**Required task**
Each entry needs to be restated exactly as written.

**Data extract**

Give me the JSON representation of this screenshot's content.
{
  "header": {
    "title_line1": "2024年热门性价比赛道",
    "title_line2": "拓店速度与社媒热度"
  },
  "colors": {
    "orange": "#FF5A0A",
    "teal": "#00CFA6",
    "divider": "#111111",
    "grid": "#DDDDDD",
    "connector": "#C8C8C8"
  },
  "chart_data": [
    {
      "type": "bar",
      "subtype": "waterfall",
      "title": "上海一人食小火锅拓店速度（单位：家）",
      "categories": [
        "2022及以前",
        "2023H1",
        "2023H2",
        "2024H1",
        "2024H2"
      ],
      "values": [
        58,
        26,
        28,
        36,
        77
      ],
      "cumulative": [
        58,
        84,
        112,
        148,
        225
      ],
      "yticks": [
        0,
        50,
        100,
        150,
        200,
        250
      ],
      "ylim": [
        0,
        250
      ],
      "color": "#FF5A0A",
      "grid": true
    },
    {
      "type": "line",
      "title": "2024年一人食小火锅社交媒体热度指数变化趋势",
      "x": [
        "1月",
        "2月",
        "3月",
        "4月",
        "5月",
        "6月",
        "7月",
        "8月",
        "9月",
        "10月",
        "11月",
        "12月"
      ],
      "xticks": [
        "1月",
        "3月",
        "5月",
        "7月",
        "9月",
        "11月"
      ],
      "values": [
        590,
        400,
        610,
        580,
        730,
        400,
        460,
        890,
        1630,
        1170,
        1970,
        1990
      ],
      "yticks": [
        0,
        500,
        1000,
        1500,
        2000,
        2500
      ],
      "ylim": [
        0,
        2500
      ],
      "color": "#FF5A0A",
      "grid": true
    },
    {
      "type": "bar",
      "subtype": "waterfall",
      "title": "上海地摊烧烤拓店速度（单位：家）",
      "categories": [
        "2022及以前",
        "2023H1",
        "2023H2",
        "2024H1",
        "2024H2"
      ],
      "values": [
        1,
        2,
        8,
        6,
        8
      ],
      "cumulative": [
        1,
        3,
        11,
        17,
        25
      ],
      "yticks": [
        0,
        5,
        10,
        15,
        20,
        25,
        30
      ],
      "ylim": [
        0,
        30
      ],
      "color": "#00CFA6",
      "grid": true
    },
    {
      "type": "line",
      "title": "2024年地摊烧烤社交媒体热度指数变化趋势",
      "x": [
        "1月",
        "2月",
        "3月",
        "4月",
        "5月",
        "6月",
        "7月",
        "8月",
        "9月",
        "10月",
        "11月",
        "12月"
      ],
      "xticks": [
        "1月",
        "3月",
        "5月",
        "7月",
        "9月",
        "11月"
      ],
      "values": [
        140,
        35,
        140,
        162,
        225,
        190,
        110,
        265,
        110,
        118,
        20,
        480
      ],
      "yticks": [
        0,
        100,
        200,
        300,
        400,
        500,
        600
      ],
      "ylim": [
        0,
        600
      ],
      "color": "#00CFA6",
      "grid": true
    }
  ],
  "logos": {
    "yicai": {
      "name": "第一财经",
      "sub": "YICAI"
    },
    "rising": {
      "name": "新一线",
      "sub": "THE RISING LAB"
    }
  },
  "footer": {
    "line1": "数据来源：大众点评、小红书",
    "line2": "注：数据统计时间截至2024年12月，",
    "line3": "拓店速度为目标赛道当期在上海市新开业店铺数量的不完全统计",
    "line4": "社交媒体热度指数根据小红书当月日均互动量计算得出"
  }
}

**Answer**
Give me the JSON representation of this screenshot's content.
{
  "header": {
    "title_line1": "2024年热门性价比赛道",
    "title_line2": "拓店速度与社媒热度"
  },
  "colors": {
    "orange": "#FF5A0A",
    "teal": "#00CFA6",
    "divider": "#111111",
    "grid": "#DDDDDD",
    "connector": "#C8C8C8"
  },
  "chart_data": [
    {
      "type": "bar",
      "subtype": "waterfall",
      "title": "上海一人食小火锅拓店速度（单位：家）",
      "categories": [
        "2022及以前",
        "2023H1",
        "2023H2",
        "2024H1",
        "2024H2"
      ],
      "values": [
        58,
        26,
        28,
        36,
        77
      ],
      "cumulative": [
        58,
        84,
        112,
        148,
        225
      ],
      "yticks": [
        0,
        50,
        100,
        150,
        200,
        250
      ],
      "ylim": [
        0,
        250
      ],
      "color": "#FF5A0A",
      "grid": true
    },
    {
      "type": "line",
      "title": "2024年一人食小火锅社交媒体热度指数变化趋势",
      "x": [
        "1月",
        "2月",
        "3月",
        "4月",
        "5月",
        "6月",
        "7月",
        "8月",
        "9月",
        "10月",
        "11月",
        "12月"
      ],
      "xticks": [
        "1月",
        "3月",
        "5月",
        "7月",
        "9月",
        "11月"
      ],
      "values": [
        590,
        400,
        610,
        580,
        730,
        400,
        460,
        890,
        1630,
        1170,
        1970,
        1990
      ],
      "yticks": [
        0,
        500,
        1000,
        1500,
        2000,
        2500
      ],
      "ylim": [
        0,
        2500
      ],
      "color": "#FF5A0A",
      "grid": true
    },
    {
      "type": "bar",
      "subtype": "waterfall",
      "title": "上海地摊烧烤拓店速度（单位：家）",
      "categories": [
        "2022及以前",
        "2023H1",
        "2023H2",
        "2024H1",
        "2024H2"
      ],
      "values": [
        1,
        2,
        8,
        6,
        8
      ],
      "cumulative": [
        1,
        3,
        11,
        17,
        25
      ],
      "yticks": [
        0,
        5,
        10,
        15,
        20,
        25,
        30
      ],
      "ylim": [
        0,
        30
      ],
      "color": "#00CFA6",
      "grid": true
    },
    {
      "type": "line",
      "title": "2024年地摊烧烤社交媒体热度指数变化趋势",
      "x": [
        "1月",
        "2月",
        "3月",
        "4月",
        "5月",
        "6月",
        "7月",
        "8月",
        "9月",
        "10月",
        "11月",
        "12月"
      ],
      "xticks": [
        "1月",
        "3月",
        "5月",
        "7月",
        "9月",
        "11月"
      ],
      "values": [
        140,
        35,
        140,
        162,
        225,
        190,
        110,
        265,
        110,
        118,
        20,
        480
      ],
      "yticks": [
        0,
        100,
        200,
        300,
        400,
        500,
        600
      ],
      "ylim": [
        0,
        600
      ],
      "color": "#00CFA6",
      "grid": true
    }
  ],
  "logos": {
    "yicai": {
      "name": "第一财经",
      "sub": "YICAI"
    },
    "rising": {
      "name": "新一线",
      "sub": "THE RISING LAB"
    }
  },
  "footer": {
    "line1": "数据来源：大众点评、小红书",
    "line2": "注：数据统计时间截至2024年12月，",
    "line3": "拓店速度为目标赛道当期在上海市新开业店铺数量的不完全统计",
    "line4": "社交媒体热度指数根据小红书当月日均互动量计算得出"
  }
}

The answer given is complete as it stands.